Records from a collection of figures:
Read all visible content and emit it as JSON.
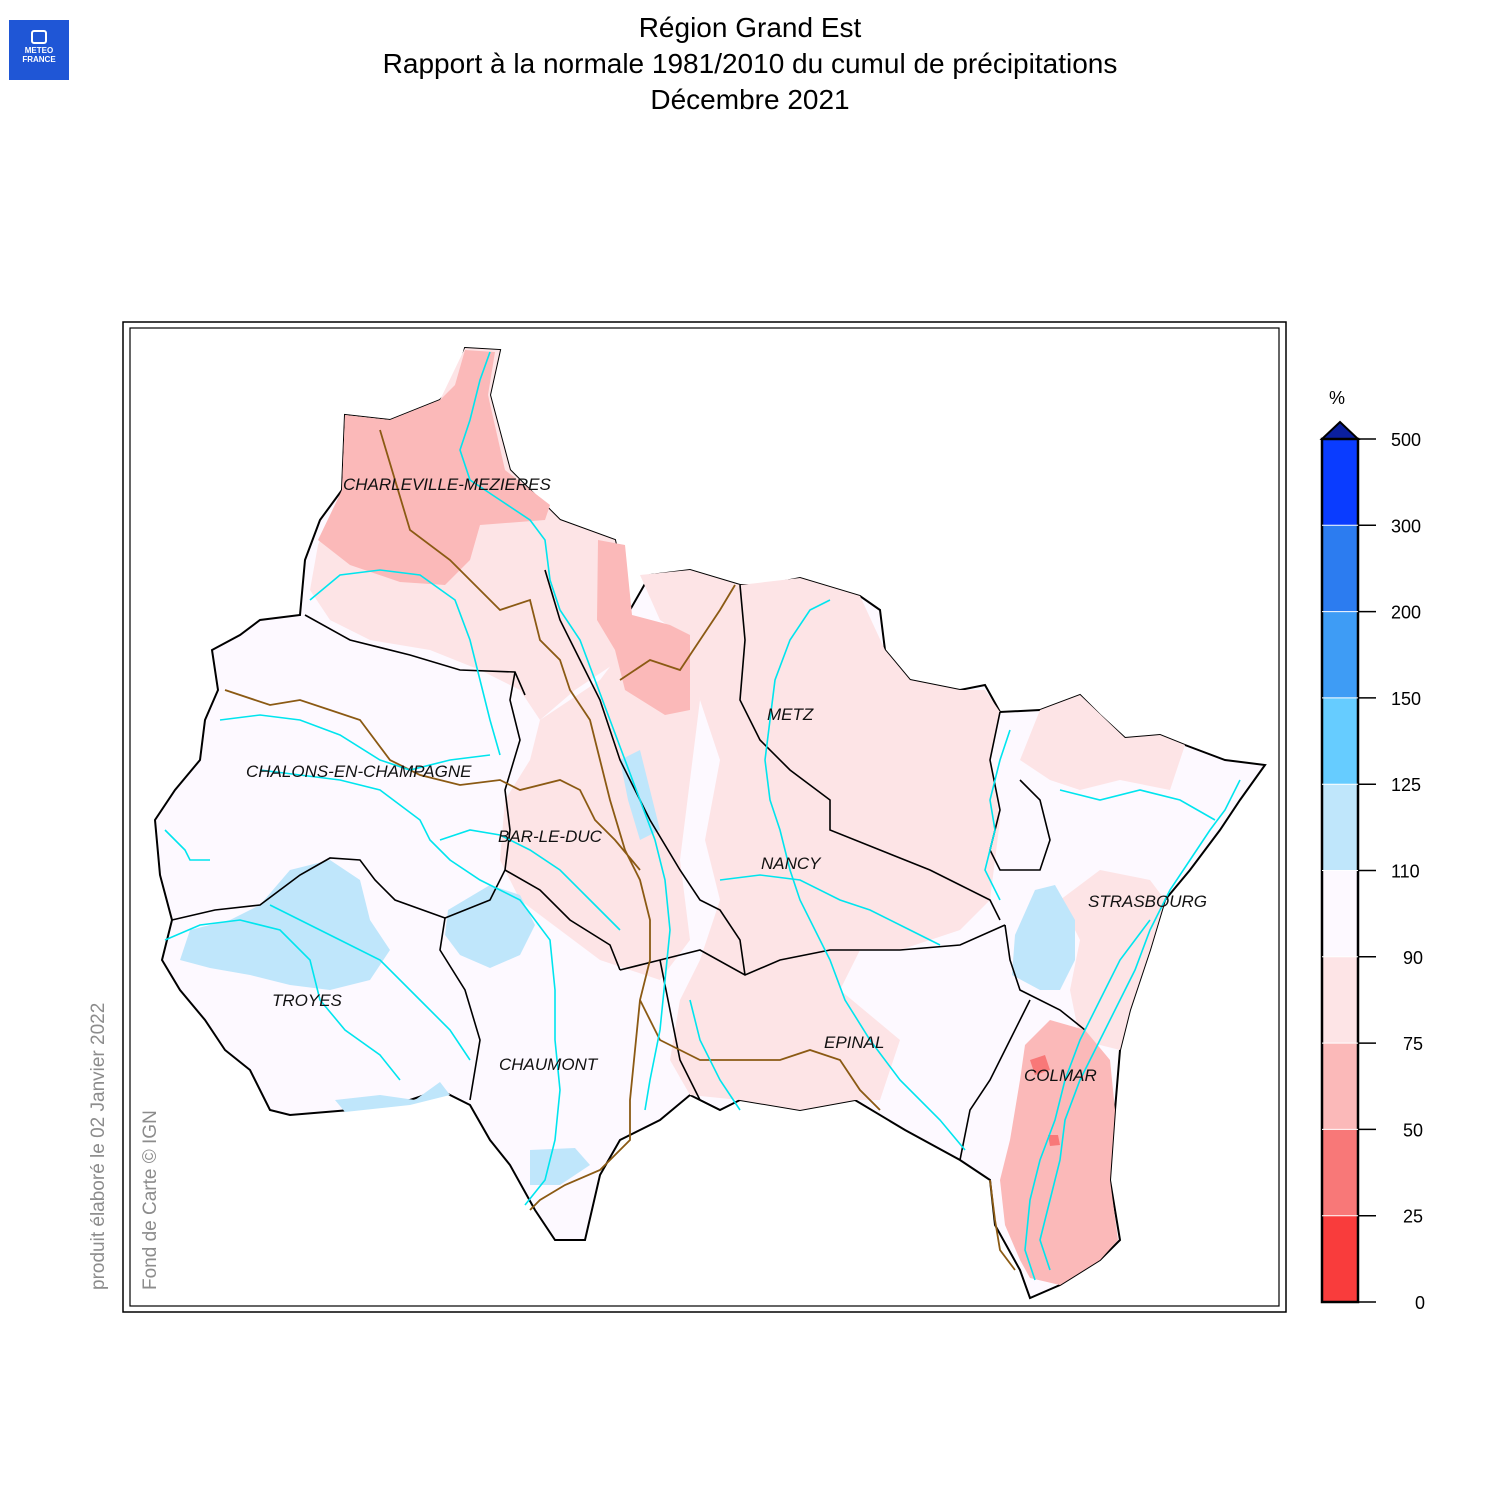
{
  "header": {
    "title_line1": "Région Grand Est",
    "title_line2": "Rapport à la normale 1981/2010 du cumul de précipitations",
    "title_line3": "Décembre 2021"
  },
  "logo": {
    "line1": "METEO",
    "line2": "FRANCE",
    "icon": "meteo-france-logo-icon",
    "color": "#1f56d6"
  },
  "credits": {
    "produced": "produit élaboré le 02 Janvier 2022",
    "basemap": "Fond de Carte © IGN"
  },
  "cities": [
    {
      "key": "charleville",
      "label": "CHARLEVILLE-MEZIERES"
    },
    {
      "key": "chalons",
      "label": "CHALONS-EN-CHAMPAGNE"
    },
    {
      "key": "metz",
      "label": "METZ"
    },
    {
      "key": "bar",
      "label": "BAR-LE-DUC"
    },
    {
      "key": "nancy",
      "label": "NANCY"
    },
    {
      "key": "strasbourg",
      "label": "STRASBOURG"
    },
    {
      "key": "troyes",
      "label": "TROYES"
    },
    {
      "key": "chaumont",
      "label": "CHAUMONT"
    },
    {
      "key": "epinal",
      "label": "EPINAL"
    },
    {
      "key": "colmar",
      "label": "COLMAR"
    }
  ],
  "legend": {
    "unit": "%",
    "ticks": [
      "500",
      "300",
      "200",
      "150",
      "125",
      "110",
      "90",
      "75",
      "50",
      "25",
      "0"
    ],
    "colors": [
      "#0a3cff",
      "#2c7cf0",
      "#3e9cf5",
      "#66ccff",
      "#bfe6fb",
      "#fdf9ff",
      "#fde4e6",
      "#fbb9b9",
      "#f87878",
      "#f93c3c"
    ],
    "over_color": "#0a1f9e"
  },
  "colors": {
    "river": "#00e5ee",
    "dept_border": "#000000",
    "basin_border": "#8b5a14"
  }
}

■ WHAT THE TASK ASKS
Show every line in the records above that contains the word "label".

■ WRITTEN ANSWER
      "label": "CHARLEVILLE-MEZIERES"
      "label": "CHALONS-EN-CHAMPAGNE"
      "label": "METZ"
      "label": "BAR-LE-DUC"
      "label": "NANCY"
      "label": "STRASBOURG"
      "label": "TROYES"
      "label": "CHAUMONT"
      "label": "EPINAL"
      "label": "COLMAR"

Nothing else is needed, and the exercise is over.